▶ [Written problem]: Pick out the lines containing "JSON".

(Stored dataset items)

● ● ● ● ●

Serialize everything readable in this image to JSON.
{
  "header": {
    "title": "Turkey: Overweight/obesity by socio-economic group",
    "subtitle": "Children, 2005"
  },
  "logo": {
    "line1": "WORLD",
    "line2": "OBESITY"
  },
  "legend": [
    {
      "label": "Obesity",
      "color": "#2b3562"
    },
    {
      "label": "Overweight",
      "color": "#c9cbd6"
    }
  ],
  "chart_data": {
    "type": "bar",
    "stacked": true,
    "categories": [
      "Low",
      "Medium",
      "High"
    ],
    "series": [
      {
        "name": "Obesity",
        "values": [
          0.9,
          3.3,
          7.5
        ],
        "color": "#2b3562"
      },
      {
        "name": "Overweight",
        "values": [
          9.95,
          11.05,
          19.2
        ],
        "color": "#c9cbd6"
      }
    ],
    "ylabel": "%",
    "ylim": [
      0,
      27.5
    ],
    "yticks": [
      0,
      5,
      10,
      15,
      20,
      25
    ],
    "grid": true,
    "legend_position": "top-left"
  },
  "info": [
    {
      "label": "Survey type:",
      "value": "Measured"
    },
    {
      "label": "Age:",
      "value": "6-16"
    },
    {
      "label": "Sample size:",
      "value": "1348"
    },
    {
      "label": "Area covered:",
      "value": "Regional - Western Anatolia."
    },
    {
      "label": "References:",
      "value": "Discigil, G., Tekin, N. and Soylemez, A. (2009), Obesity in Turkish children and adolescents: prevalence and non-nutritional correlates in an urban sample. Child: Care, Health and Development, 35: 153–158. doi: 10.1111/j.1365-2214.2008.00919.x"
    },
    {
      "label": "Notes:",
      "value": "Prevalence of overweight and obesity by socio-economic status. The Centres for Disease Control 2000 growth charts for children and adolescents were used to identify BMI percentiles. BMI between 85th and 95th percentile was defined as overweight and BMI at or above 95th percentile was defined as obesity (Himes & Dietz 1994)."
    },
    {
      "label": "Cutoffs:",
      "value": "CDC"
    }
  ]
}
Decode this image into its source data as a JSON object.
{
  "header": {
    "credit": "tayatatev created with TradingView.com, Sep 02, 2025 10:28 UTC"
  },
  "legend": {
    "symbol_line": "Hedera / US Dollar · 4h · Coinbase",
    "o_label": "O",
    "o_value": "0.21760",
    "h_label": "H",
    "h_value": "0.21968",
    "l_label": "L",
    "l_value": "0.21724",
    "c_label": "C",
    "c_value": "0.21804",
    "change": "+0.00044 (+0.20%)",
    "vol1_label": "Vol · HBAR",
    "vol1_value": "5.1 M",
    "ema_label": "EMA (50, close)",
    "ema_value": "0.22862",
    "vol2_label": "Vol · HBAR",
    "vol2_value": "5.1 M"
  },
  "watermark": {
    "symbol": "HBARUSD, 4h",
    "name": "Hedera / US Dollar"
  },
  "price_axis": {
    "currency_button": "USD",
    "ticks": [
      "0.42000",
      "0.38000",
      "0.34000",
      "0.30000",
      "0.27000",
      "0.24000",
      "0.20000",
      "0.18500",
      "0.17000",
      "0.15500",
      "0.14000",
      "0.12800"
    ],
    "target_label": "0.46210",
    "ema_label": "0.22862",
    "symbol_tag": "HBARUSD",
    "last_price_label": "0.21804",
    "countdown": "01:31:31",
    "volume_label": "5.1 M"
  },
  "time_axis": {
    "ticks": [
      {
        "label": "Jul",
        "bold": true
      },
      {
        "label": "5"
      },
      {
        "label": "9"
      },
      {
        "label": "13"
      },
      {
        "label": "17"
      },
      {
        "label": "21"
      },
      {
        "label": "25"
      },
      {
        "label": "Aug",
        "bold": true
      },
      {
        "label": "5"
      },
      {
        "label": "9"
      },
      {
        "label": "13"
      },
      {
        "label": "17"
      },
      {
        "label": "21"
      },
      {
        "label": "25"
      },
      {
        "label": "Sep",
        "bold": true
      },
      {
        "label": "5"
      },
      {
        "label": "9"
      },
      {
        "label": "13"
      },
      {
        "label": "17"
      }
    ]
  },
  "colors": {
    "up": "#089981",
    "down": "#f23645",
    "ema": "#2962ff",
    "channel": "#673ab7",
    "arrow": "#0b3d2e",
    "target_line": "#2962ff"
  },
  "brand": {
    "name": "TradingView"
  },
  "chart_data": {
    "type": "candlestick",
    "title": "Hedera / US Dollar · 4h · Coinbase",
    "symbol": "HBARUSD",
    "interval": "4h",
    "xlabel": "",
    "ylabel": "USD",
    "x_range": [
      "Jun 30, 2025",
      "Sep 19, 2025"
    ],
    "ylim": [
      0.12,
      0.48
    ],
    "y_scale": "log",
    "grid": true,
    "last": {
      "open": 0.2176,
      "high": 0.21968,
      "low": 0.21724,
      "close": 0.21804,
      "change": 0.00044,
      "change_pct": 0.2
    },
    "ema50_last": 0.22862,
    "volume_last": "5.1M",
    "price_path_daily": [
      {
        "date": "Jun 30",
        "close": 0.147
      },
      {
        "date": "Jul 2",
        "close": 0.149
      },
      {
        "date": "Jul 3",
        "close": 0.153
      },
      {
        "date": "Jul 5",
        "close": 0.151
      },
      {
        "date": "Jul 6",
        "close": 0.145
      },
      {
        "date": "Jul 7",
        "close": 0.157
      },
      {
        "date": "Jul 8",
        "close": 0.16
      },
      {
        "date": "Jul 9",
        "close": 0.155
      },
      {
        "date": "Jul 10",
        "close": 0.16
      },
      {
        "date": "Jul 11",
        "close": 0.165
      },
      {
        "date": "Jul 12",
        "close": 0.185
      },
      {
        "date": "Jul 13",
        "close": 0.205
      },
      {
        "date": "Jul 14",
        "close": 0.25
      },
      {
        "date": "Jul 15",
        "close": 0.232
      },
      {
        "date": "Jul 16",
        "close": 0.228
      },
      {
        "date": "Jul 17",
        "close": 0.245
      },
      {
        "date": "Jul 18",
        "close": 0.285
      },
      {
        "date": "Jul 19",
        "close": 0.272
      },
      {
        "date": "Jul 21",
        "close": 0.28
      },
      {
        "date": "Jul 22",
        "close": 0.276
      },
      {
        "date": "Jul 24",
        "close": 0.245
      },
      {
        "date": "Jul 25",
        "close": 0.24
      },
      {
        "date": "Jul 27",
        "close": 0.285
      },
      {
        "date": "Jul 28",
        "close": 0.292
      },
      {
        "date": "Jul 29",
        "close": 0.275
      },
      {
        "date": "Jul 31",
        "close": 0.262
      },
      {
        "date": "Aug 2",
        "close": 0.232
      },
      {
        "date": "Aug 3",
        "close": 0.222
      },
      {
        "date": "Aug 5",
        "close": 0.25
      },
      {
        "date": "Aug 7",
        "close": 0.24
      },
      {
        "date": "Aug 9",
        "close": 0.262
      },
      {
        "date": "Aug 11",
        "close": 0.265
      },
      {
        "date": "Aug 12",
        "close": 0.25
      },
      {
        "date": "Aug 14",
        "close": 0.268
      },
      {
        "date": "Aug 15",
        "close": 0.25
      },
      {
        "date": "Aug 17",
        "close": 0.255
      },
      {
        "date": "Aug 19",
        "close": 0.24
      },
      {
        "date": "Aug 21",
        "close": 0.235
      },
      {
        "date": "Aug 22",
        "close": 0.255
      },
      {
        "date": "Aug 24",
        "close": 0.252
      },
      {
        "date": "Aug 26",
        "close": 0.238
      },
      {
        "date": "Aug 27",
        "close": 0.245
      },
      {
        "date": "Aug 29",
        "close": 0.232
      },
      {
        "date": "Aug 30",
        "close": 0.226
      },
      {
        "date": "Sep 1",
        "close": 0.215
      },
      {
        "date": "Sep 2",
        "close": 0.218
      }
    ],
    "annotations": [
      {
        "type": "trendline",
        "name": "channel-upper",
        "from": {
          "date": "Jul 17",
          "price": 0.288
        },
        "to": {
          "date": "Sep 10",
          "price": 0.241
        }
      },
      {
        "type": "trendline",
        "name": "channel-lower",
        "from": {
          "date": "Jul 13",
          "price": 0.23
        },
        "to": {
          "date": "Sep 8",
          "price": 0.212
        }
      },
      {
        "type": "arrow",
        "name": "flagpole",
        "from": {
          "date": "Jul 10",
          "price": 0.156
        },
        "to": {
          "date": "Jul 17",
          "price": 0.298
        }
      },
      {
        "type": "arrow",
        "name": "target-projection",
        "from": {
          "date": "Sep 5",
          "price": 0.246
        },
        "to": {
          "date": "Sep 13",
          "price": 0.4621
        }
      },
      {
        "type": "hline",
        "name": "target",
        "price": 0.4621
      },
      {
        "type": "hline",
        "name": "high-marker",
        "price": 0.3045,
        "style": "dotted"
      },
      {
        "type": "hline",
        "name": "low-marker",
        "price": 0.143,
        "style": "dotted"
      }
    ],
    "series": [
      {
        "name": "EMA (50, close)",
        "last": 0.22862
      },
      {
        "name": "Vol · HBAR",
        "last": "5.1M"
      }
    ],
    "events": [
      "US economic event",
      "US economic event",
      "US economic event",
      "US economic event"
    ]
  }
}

● ● ● ● ●

▶ [Task result]:
Serialize everything readable in this image to JSON.
Decode this image into its source data as a JSON object.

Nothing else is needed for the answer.